REQUIRED TASK: Go through the material below, count the lines with the word "三種の神器", and reply with the count alone.

-- LISTED RECORDS start --

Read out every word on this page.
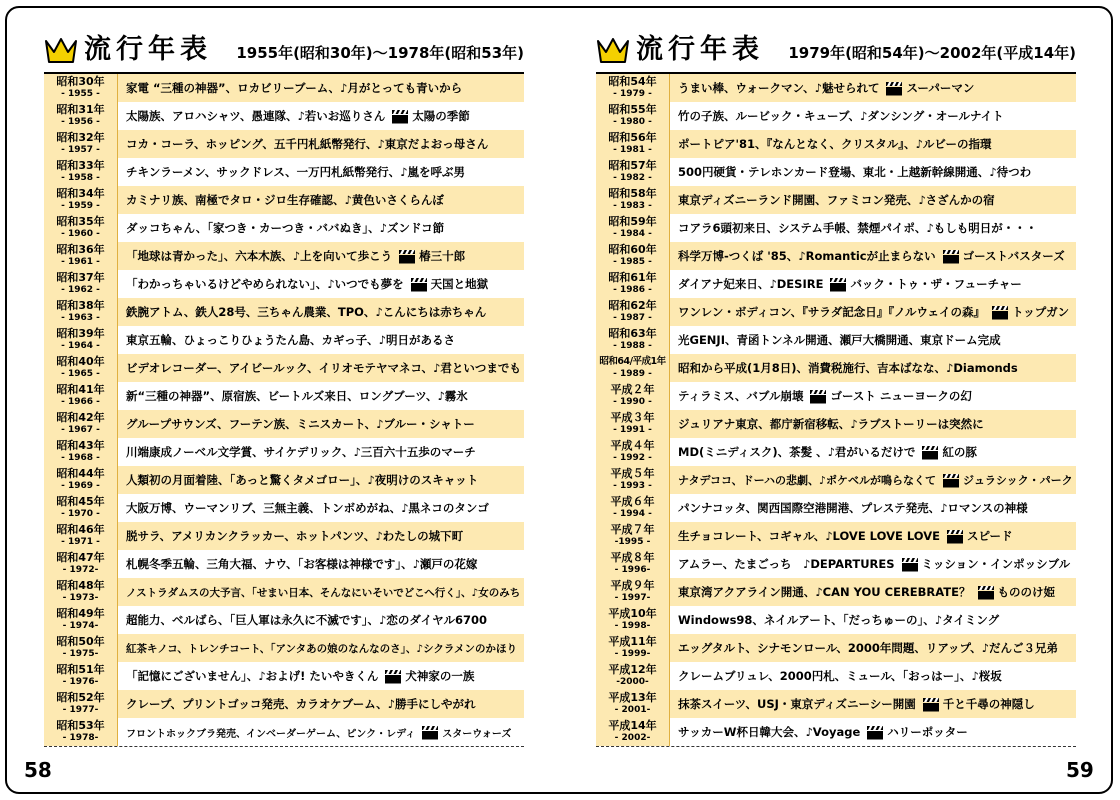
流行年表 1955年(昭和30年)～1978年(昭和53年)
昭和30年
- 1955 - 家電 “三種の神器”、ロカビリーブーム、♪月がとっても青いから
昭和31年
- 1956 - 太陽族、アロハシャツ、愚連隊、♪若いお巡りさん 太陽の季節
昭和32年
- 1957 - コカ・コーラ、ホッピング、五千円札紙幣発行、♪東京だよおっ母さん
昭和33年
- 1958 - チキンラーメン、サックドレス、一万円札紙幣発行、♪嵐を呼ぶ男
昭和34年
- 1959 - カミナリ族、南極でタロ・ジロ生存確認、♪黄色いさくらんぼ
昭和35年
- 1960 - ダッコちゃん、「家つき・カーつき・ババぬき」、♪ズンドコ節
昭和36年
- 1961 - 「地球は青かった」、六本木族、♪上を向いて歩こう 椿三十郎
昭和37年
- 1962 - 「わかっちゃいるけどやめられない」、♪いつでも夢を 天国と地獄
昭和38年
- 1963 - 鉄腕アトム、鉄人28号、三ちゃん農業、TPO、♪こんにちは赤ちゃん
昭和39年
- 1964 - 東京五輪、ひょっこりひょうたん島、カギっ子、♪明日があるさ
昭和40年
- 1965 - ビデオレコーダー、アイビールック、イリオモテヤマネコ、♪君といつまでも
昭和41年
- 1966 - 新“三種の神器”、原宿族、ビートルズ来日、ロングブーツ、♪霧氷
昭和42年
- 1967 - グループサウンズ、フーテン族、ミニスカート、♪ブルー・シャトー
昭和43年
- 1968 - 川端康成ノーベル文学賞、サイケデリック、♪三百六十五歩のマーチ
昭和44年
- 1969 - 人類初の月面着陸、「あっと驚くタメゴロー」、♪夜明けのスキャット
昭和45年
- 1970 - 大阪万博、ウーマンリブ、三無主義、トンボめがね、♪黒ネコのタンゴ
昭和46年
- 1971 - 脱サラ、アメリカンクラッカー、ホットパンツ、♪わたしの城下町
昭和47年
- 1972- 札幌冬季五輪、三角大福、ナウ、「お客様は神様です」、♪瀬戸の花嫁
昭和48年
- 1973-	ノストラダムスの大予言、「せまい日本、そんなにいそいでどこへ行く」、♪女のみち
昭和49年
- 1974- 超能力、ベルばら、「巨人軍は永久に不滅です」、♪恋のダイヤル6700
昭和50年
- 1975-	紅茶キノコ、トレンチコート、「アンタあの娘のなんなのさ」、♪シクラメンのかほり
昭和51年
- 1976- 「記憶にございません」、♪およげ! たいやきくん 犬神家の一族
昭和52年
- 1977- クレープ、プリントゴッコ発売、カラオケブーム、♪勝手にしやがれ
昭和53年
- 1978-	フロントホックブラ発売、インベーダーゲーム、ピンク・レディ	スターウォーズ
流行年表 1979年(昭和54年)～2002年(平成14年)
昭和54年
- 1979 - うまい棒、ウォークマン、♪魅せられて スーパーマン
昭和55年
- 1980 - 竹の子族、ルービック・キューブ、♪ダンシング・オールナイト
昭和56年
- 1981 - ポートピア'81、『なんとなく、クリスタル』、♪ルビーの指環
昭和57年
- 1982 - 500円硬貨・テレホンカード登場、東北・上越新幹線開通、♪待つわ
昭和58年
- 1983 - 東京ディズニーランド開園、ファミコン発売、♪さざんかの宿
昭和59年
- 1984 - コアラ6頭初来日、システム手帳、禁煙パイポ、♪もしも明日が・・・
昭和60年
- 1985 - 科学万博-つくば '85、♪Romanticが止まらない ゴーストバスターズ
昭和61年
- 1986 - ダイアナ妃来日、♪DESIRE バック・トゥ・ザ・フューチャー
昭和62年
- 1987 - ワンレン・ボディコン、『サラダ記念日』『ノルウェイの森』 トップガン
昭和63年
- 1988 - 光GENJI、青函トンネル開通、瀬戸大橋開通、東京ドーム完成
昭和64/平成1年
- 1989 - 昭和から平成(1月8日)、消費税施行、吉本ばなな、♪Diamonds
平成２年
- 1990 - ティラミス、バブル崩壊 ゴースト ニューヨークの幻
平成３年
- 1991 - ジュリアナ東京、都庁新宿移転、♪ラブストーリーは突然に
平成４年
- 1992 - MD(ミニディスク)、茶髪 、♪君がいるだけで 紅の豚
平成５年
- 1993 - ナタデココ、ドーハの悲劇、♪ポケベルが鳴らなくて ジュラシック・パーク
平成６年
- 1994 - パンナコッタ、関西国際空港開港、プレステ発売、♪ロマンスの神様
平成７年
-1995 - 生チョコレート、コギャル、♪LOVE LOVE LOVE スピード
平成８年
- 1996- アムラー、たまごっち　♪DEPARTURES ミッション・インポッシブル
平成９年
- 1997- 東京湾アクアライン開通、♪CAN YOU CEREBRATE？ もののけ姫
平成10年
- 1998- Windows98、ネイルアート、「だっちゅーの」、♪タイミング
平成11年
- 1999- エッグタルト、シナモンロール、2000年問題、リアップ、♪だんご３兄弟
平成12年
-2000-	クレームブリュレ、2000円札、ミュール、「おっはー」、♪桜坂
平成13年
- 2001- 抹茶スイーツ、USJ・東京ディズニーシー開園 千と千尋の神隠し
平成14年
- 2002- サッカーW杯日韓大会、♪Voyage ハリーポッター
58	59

-- LISTED RECORDS end --

SOLUTION FOR THIS PROBLEM: 2